(Dataset items)
— begin —

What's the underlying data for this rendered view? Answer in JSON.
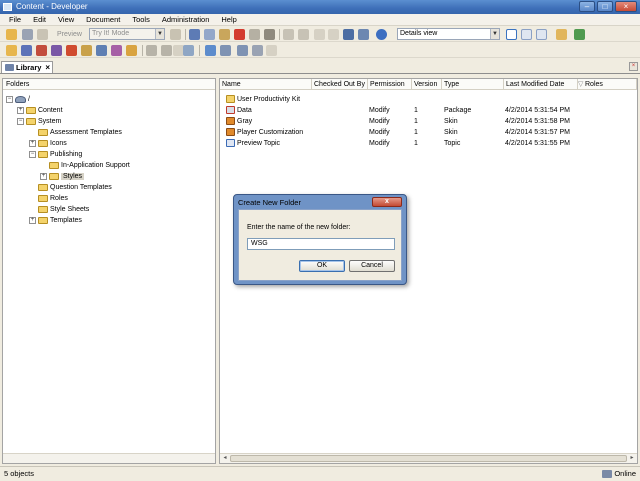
{
  "window": {
    "title": "Content - Developer"
  },
  "menu": [
    "File",
    "Edit",
    "View",
    "Document",
    "Tools",
    "Administration",
    "Help"
  ],
  "toolbar": {
    "preview_label": "Preview",
    "mode_combo": "Try It! Mode",
    "view_combo": "Details view"
  },
  "tab": {
    "label": "Library",
    "close": "×"
  },
  "folders_pane": {
    "header": "Folders",
    "root": "/",
    "items": [
      {
        "label": "Content"
      },
      {
        "label": "System"
      },
      {
        "label": "Assessment Templates"
      },
      {
        "label": "Icons"
      },
      {
        "label": "Publishing"
      },
      {
        "label": "In-Application Support"
      },
      {
        "label": "Styles"
      },
      {
        "label": "Question Templates"
      },
      {
        "label": "Roles"
      },
      {
        "label": "Style Sheets"
      },
      {
        "label": "Templates"
      }
    ]
  },
  "list_pane": {
    "columns": [
      "Name",
      "Checked Out By",
      "Permission",
      "Version",
      "Type",
      "Last Modified Date",
      "Roles"
    ],
    "rows": [
      {
        "name": "User Productivity Kit",
        "checked_out_by": "",
        "permission": "",
        "version": "",
        "type": "",
        "modified": ""
      },
      {
        "name": "Data",
        "checked_out_by": "",
        "permission": "Modify",
        "version": "1",
        "type": "Package",
        "modified": "4/2/2014 5:31:54 PM"
      },
      {
        "name": "Gray",
        "checked_out_by": "",
        "permission": "Modify",
        "version": "1",
        "type": "Skin",
        "modified": "4/2/2014 5:31:58 PM"
      },
      {
        "name": "Player Customization",
        "checked_out_by": "",
        "permission": "Modify",
        "version": "1",
        "type": "Skin",
        "modified": "4/2/2014 5:31:57 PM"
      },
      {
        "name": "Preview Topic",
        "checked_out_by": "",
        "permission": "Modify",
        "version": "1",
        "type": "Topic",
        "modified": "4/2/2014 5:31:55 PM"
      }
    ]
  },
  "dialog": {
    "title": "Create New Folder",
    "close": "x",
    "prompt": "Enter the name of the new folder:",
    "input_value": "WSG",
    "ok": "OK",
    "cancel": "Cancel"
  },
  "status": {
    "objects": "5 objects",
    "connection": "Online"
  },
  "colors": {
    "titlebar": "#3e6fb8",
    "dialog_frame": "#6f93c6",
    "folder": "#f4d36b"
  }
}
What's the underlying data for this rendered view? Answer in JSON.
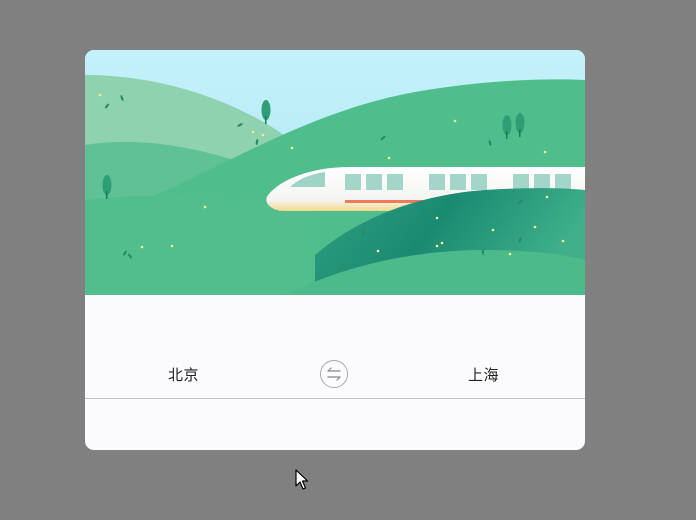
{
  "route": {
    "from_city": "北京",
    "to_city": "上海"
  },
  "icons": {
    "swap": "swap-arrows-icon",
    "cursor": "mouse-pointer-icon"
  },
  "colors": {
    "page_background": "#808080",
    "card_background": "#fbfbfd",
    "sky": "#bff0f9",
    "hill_green": "#4fbe8c",
    "train_window": "#9fd3c6",
    "train_stripe": "#f07a5a"
  }
}
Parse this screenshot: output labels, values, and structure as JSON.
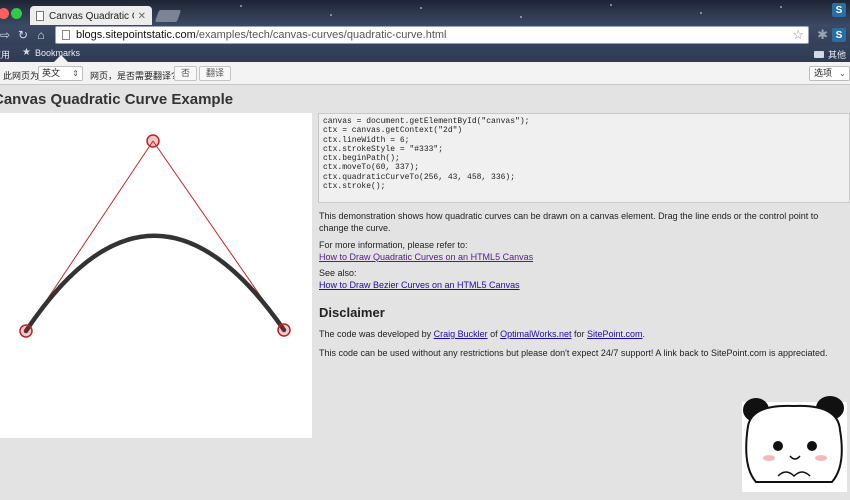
{
  "browser": {
    "tab_title": "Canvas Quadratic Curve E",
    "tab_close": "✕",
    "url_host": "blogs.sitepointstatic.com",
    "url_path": "/examples/tech/canvas-curves/quadratic-curve.html",
    "extension_letter": "S"
  },
  "bookmarks": {
    "apps_label": "应用",
    "bookmarks_label": "Bookmarks",
    "other_label": "其他"
  },
  "translate_bar": {
    "prefix": "此网页为",
    "language": "英文",
    "question": "网页，是否需要翻译?",
    "no_button": "否",
    "translate_button": "翻译",
    "options": "选项"
  },
  "page": {
    "title": "Canvas Quadratic Curve Example",
    "code_lines": [
      "canvas = document.getElementById(\"canvas\");",
      "ctx = canvas.getContext(\"2d\")",
      "ctx.lineWidth = 6;",
      "ctx.strokeStyle = \"#333\";",
      "ctx.beginPath();",
      "ctx.moveTo(60, 337);",
      "ctx.quadraticCurveTo(256, 43, 458, 336);",
      "ctx.stroke();"
    ],
    "description": "This demonstration shows how quadratic curves can be drawn on a canvas element. Drag the line ends or the control point to change the curve.",
    "more_info": "For more information, please refer to:",
    "link_quadratic": "How to Draw Quadratic Curves on an HTML5 Canvas",
    "see_also": "See also:",
    "link_bezier": "How to Draw Bezier Curves on an HTML5 Canvas",
    "disclaimer_title": "Disclaimer",
    "dev_prefix": "The code was developed by ",
    "dev_author": "Craig Buckler",
    "dev_of": " of ",
    "dev_company": "OptimalWorks.net",
    "dev_for": " for ",
    "dev_site": "SitePoint.com",
    "dev_end": ".",
    "usage": "This code can be used without any restrictions but please don't expect 24/7 support! A link back to SitePoint.com is appreciated."
  },
  "colors": {
    "curve": "#333333",
    "control_line": "#cc2222",
    "link": "#1a0dab",
    "visited_link": "#551a8b"
  },
  "icons": {
    "back": "back-arrow-icon",
    "forward": "forward-arrow-icon",
    "reload": "reload-icon",
    "home": "home-icon",
    "star": "bookmark-star-icon",
    "settings": "gear-icon"
  }
}
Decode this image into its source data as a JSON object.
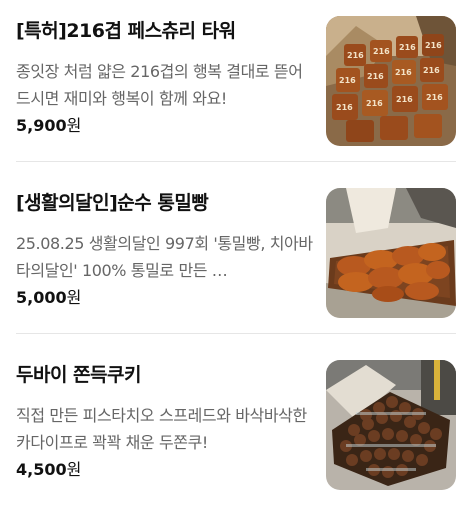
{
  "products": [
    {
      "title": "[특허]216겹 페스츄리 타워",
      "description": "종잇장 처럼 얇은 216겹의 행복 결대로 뜯어 드시면 재미와 행복이 함께 와요!",
      "price": "5,900",
      "currency": "원",
      "image_text": "216"
    },
    {
      "title": "[생활의달인]순수 통밀빵",
      "description": "25.08.25 생활의달인 997회 '통밀빵, 치아바타의달인' 100% 통밀로 만든 …",
      "price": "5,000",
      "currency": "원"
    },
    {
      "title": "두바이 쫀득쿠키",
      "description": "직접 만든 피스타치오 스프레드와 바삭바삭한 카다이프로 꽉꽉 채운 두쫀쿠!",
      "price": "4,500",
      "currency": "원"
    }
  ]
}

— end —

**YOUR GOAL**: An exact transcription of all the entries is required, without the pictures.

**WRITTEN SOLUTION**:
What's the underlying data for this rendered view? Answer in JSON.
{
  "window": {
    "title": "Content - Developer"
  },
  "menu": [
    "File",
    "Edit",
    "View",
    "Document",
    "Tools",
    "Administration",
    "Help"
  ],
  "toolbar": {
    "preview_label": "Preview",
    "mode_combo": "Try It! Mode",
    "view_combo": "Details view"
  },
  "tab": {
    "label": "Library",
    "close": "×"
  },
  "folders_pane": {
    "header": "Folders",
    "root": "/",
    "items": [
      {
        "label": "Content"
      },
      {
        "label": "System"
      },
      {
        "label": "Assessment Templates"
      },
      {
        "label": "Icons"
      },
      {
        "label": "Publishing"
      },
      {
        "label": "In-Application Support"
      },
      {
        "label": "Styles"
      },
      {
        "label": "Question Templates"
      },
      {
        "label": "Roles"
      },
      {
        "label": "Style Sheets"
      },
      {
        "label": "Templates"
      }
    ]
  },
  "list_pane": {
    "columns": [
      "Name",
      "Checked Out By",
      "Permission",
      "Version",
      "Type",
      "Last Modified Date",
      "Roles"
    ],
    "rows": [
      {
        "name": "User Productivity Kit",
        "checked_out_by": "",
        "permission": "",
        "version": "",
        "type": "",
        "modified": ""
      },
      {
        "name": "Data",
        "checked_out_by": "",
        "permission": "Modify",
        "version": "1",
        "type": "Package",
        "modified": "4/2/2014 5:31:54 PM"
      },
      {
        "name": "Gray",
        "checked_out_by": "",
        "permission": "Modify",
        "version": "1",
        "type": "Skin",
        "modified": "4/2/2014 5:31:58 PM"
      },
      {
        "name": "Player Customization",
        "checked_out_by": "",
        "permission": "Modify",
        "version": "1",
        "type": "Skin",
        "modified": "4/2/2014 5:31:57 PM"
      },
      {
        "name": "Preview Topic",
        "checked_out_by": "",
        "permission": "Modify",
        "version": "1",
        "type": "Topic",
        "modified": "4/2/2014 5:31:55 PM"
      }
    ]
  },
  "dialog": {
    "title": "Create New Folder",
    "close": "x",
    "prompt": "Enter the name of the new folder:",
    "input_value": "WSG",
    "ok": "OK",
    "cancel": "Cancel"
  },
  "status": {
    "objects": "5 objects",
    "connection": "Online"
  },
  "colors": {
    "titlebar": "#3e6fb8",
    "dialog_frame": "#6f93c6",
    "folder": "#f4d36b"
  }
}
What's the underlying data for this rendered view? Answer in JSON.
{
  "route": {
    "from_city": "北京",
    "to_city": "上海"
  },
  "icons": {
    "swap": "swap-arrows-icon",
    "cursor": "mouse-pointer-icon"
  },
  "colors": {
    "page_background": "#808080",
    "card_background": "#fbfbfd",
    "sky": "#bff0f9",
    "hill_green": "#4fbe8c",
    "train_window": "#9fd3c6",
    "train_stripe": "#f07a5a"
  }
}
Parse this screenshot: output labels, values, and structure as JSON.
{
  "browser": {
    "tab_title": "Canvas Quadratic Curve E",
    "tab_close": "✕",
    "url_host": "blogs.sitepointstatic.com",
    "url_path": "/examples/tech/canvas-curves/quadratic-curve.html",
    "extension_letter": "S"
  },
  "bookmarks": {
    "apps_label": "应用",
    "bookmarks_label": "Bookmarks",
    "other_label": "其他"
  },
  "translate_bar": {
    "prefix": "此网页为",
    "language": "英文",
    "question": "网页，是否需要翻译?",
    "no_button": "否",
    "translate_button": "翻译",
    "options": "选项"
  },
  "page": {
    "title": "Canvas Quadratic Curve Example",
    "code_lines": [
      "canvas = document.getElementById(\"canvas\");",
      "ctx = canvas.getContext(\"2d\")",
      "ctx.lineWidth = 6;",
      "ctx.strokeStyle = \"#333\";",
      "ctx.beginPath();",
      "ctx.moveTo(60, 337);",
      "ctx.quadraticCurveTo(256, 43, 458, 336);",
      "ctx.stroke();"
    ],
    "description": "This demonstration shows how quadratic curves can be drawn on a canvas element. Drag the line ends or the control point to change the curve.",
    "more_info": "For more information, please refer to:",
    "link_quadratic": "How to Draw Quadratic Curves on an HTML5 Canvas",
    "see_also": "See also:",
    "link_bezier": "How to Draw Bezier Curves on an HTML5 Canvas",
    "disclaimer_title": "Disclaimer",
    "dev_prefix": "The code was developed by ",
    "dev_author": "Craig Buckler",
    "dev_of": " of ",
    "dev_company": "OptimalWorks.net",
    "dev_for": " for ",
    "dev_site": "SitePoint.com",
    "dev_end": ".",
    "usage": "This code can be used without any restrictions but please don't expect 24/7 support! A link back to SitePoint.com is appreciated."
  },
  "colors": {
    "curve": "#333333",
    "control_line": "#cc2222",
    "link": "#1a0dab",
    "visited_link": "#551a8b"
  },
  "icons": {
    "back": "back-arrow-icon",
    "forward": "forward-arrow-icon",
    "reload": "reload-icon",
    "home": "home-icon",
    "star": "bookmark-star-icon",
    "settings": "gear-icon"
  }
}
Decode this image into its source data as a JSON object.
{
  "products": [
    {
      "title": "[특허]216겹 페스츄리 타워",
      "description": "종잇장 처럼 얇은 216겹의 행복 결대로 뜯어 드시면 재미와 행복이 함께 와요!",
      "price": "5,900",
      "currency": "원",
      "image_text": "216"
    },
    {
      "title": "[생활의달인]순수 통밀빵",
      "description": "25.08.25 생활의달인 997회 '통밀빵, 치아바타의달인' 100% 통밀로 만든 …",
      "price": "5,000",
      "currency": "원"
    },
    {
      "title": "두바이 쫀득쿠키",
      "description": "직접 만든 피스타치오 스프레드와 바삭바삭한 카다이프로 꽉꽉 채운 두쫀쿠!",
      "price": "4,500",
      "currency": "원"
    }
  ]
}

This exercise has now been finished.